What you need to do | Lift every line from the entries that includes the word "systematic".

Given information |

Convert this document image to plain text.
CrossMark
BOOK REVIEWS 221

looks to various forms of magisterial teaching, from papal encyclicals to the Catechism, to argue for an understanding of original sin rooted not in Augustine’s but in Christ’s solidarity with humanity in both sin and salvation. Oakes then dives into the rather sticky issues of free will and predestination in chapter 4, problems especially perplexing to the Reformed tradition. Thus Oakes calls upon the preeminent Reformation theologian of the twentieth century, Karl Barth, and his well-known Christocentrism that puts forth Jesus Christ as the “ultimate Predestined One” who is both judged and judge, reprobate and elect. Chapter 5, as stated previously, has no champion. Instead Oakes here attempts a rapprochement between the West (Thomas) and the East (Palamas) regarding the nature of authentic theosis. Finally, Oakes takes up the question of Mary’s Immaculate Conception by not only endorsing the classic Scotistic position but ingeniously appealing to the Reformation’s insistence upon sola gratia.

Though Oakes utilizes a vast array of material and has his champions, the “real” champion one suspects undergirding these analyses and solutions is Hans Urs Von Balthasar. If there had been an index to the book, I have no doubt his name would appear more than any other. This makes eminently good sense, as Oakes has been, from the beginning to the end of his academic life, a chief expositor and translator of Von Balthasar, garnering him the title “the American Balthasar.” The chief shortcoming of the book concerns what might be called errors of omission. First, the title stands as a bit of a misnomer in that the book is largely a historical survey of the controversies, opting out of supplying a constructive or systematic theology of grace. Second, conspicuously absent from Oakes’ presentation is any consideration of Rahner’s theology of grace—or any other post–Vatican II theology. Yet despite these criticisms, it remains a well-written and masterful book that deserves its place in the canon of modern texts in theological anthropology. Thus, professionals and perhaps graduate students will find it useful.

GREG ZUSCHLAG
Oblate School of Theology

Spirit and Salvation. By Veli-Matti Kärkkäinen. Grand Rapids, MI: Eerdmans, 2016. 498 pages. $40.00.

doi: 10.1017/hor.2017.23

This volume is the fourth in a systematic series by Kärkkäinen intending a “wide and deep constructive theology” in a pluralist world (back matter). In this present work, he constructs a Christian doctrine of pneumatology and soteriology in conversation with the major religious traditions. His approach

Solved exercise |
Though Oakes utilizes a vast array of material and has his champions, the “real” champion one suspects undergirding these analyses and solutions is Hans Urs Von Balthasar. If there had been an index to the book, I have no doubt his name would appear more than any other. This makes eminently good sense, as Oakes has been, from the beginning to the end of his academic life, a chief expositor and translator of Von Balthasar, garnering him the title “the American Balthasar.” The chief shortcoming of the book concerns what might be called errors of omission. First, the title stands as a bit of a misnomer in that the book is largely a historical survey of the controversies, opting out of supplying a constructive or systematic theology of grace. Second, conspicuously absent from Oakes’ presentation is any consideration of Rahner’s theology of grace—or any other post–Vatican II theology. Yet despite these criticisms, it remains a well-written and masterful book that deserves its place in the canon of modern texts in theological anthropology. Thus, professionals and perhaps graduate students will find it useful.
This volume is the fourth in a systematic series by Kärkkäinen intending a “wide and deep constructive theology” in a pluralist world (back matter). In this present work, he constructs a Christian doctrine of pneumatology and soteriology in conversation with the major religious traditions. His approach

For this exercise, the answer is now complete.